By Caitlin Kelly
For Jews and Christians, this is an important time of year — Passover begins March 30 and, for Christians, this is Holy Week, culminating April 1 this year with Easter.
Jose and I were back in church this week for Palm Sunday, our first visit since Christmas Eve. It was good to see old friends, although painful to realize, in their faces and their stooped postures, the passing years.
One man, a tall, imposing former schoolteacher, now bends almost double, accompanied by his nurse. A white-haired woman sits alone, now widowed. Once-tiny children are now in their 20s, married or engaged or living far away.
There are few places in life, beyond one’s own family, to intimately witness others’ lives firsthand, sharing the joy of baptisms and marriages or the sudden appearance of someone’s name on a prayer list.
No matter how little we may have in common outside the building, we’re community within it.
I rarely address questions here of faith, religion or spirituality.
This amazing image was across the hall from my hotel room in Rovinj, Croatia, an 18th century building that was the town’s former bishops’ residence
Not because it’s not a matter of interest or reflection for me, but out of respect for Broadside’s many readers who are agnostic, atheist and those who may have suffered brutal treatment within a religious tradition.

- _EXERCISE INSTRUCTIONS_:
Resume the essay on returning to church during Holy Week, picking up after its final sentence. The entries that follow have no connection to the essay on returning to church during Holy Week.

- _EXCERPTED DATA_:
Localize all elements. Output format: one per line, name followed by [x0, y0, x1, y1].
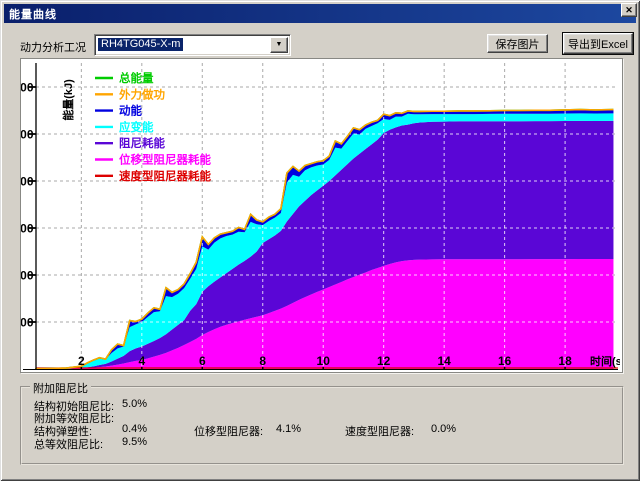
- displacement-damper-value: 4.1%: [276, 423, 301, 435]
- svg-text:阻尼耗能: 阻尼耗能: [119, 136, 165, 150]
- svg-text:时间(s): 时间(s): [590, 354, 620, 368]
- svg-text:2000: 2000: [21, 175, 34, 189]
- close-icon: ✕: [625, 5, 633, 15]
- svg-text:10: 10: [317, 354, 331, 368]
- svg-text:2500: 2500: [21, 128, 34, 142]
- svg-text:4: 4: [138, 354, 145, 368]
- svg-text:3000: 3000: [21, 81, 34, 95]
- svg-text:速度型阻尼器耗能: 速度型阻尼器耗能: [119, 169, 211, 183]
- close-button[interactable]: ✕: [621, 3, 637, 17]
- initial-damping-value: 5.0%: [122, 398, 147, 410]
- total-damping-label: 总等效阻尼比:: [34, 436, 103, 452]
- analysis-case-value: RH4TG045-X-m: [98, 38, 183, 51]
- elastoplastic-value: 0.4%: [122, 423, 147, 435]
- svg-text:动能: 动能: [119, 104, 142, 118]
- svg-text:500: 500: [21, 316, 34, 330]
- displacement-damper-label: 位移型阻尼器:: [194, 423, 263, 439]
- title-bar[interactable]: 能量曲线: [4, 4, 636, 23]
- energy-chart: 500 1000 1500 2000 2500 3000 2 4 6 8 10 12 14 16 18 时间(…: [21, 59, 620, 370]
- svg-text:12: 12: [377, 354, 391, 368]
- svg-text:6: 6: [199, 354, 206, 368]
- svg-text:8: 8: [259, 354, 266, 368]
- chevron-down-icon[interactable]: ▼: [270, 37, 288, 53]
- svg-text:1000: 1000: [21, 269, 34, 283]
- svg-text:2: 2: [78, 354, 85, 368]
- analysis-case-label: 动力分析工况: [20, 39, 86, 55]
- export-excel-button[interactable]: 导出到Excel: [563, 33, 633, 54]
- svg-text:外力做功: 外力做功: [118, 87, 165, 101]
- velocity-damper-value: 0.0%: [431, 423, 456, 435]
- analysis-case-combobox[interactable]: RH4TG045-X-m ▼: [94, 34, 291, 56]
- energy-chart-panel: 500 1000 1500 2000 2500 3000 2 4 6 8 10 12 14 16 18 时间(…: [20, 58, 623, 373]
- svg-text:位移型阻尼器耗能: 位移型阻尼器耗能: [119, 153, 211, 167]
- window-title: 能量曲线: [4, 6, 57, 22]
- svg-text:1500: 1500: [21, 222, 34, 236]
- svg-text:总能量: 总能量: [119, 71, 154, 85]
- svg-text:14: 14: [437, 354, 451, 368]
- svg-text:应变能: 应变能: [119, 120, 154, 134]
- energy-curve-window: 能量曲线 ✕ 动力分析工况 RH4TG045-X-m ▼ 保存图片 导出到Exc…: [0, 0, 640, 481]
- svg-text:能量(kJ): 能量(kJ): [61, 79, 75, 121]
- total-damping-value: 9.5%: [122, 436, 147, 448]
- save-image-button[interactable]: 保存图片: [487, 34, 548, 53]
- groupbox-title: 附加阻尼比: [30, 380, 91, 396]
- svg-text:18: 18: [558, 354, 572, 368]
- velocity-damper-label: 速度型阻尼器:: [345, 423, 414, 439]
- damping-ratio-groupbox: 附加阻尼比 结构初始阻尼比: 5.0% 附加等效阻尼比: 结构弹塑性: 0.4%…: [20, 386, 624, 465]
- svg-text:16: 16: [498, 354, 512, 368]
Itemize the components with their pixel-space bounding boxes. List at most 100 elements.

- _REPLY TO THE EXERCISE_:
And some of you once followed a belief system and chose to leave it.
I’m not a “cradle Christian” — i.e. someone born into a deeply religious church-going family. Quite the opposite. My father is avowedly atheist and my mother became a devout Catholic when I was 12.
But I attended an Anglican (Episcopal) boarding school that subjected us to Sunday nights of prayers and slide shows by visiting missionaries, and put me right off religion for years. We sang hymns, some of which (All Things Bright and Beautiful!) I still love deeply.
I chose to be baptized when I was 13, in Toronto.
But my relationship with church has been intermittent.
I first came to St. Barnabas, a lovely small stone church in Irvington, New York, (the Hudson river town just south of ours), in a moment of panic and crisis, late on Christmas Eve of 1996. My mother had flown in from Canada, arriving drunk. The evening didn’t improve from there., I dropped her at a local hotel and, suddenly totally alone for the holidays, had no idea where to go or what to do.
I slipped into one of the dark wooden pews at St. B’s, deeply grateful for its welcome.
I’ve been attending services there, off and on, since then. It’s felt, at times, like a poor fit for me, someone who isn’t — like many of its members — a perky stay-at-home mother or a corporate warrior working on Wall Street or at a major law firm. I’ve made a few friends there, but it’s not a group into which I naturally fit in easily.
In some ways, though, I think that’s important.
One value of religious or spiritual community is its shared yet sometimes invisible yearning for wisdom and tradition, for evidence of faith and hope — not the usual pattern-matching that leads us to spend time only with others who look and sound just like us. (Don’t get me wrong — if a place feels genuinely unwelcoming, fleeing can be a wise choice.)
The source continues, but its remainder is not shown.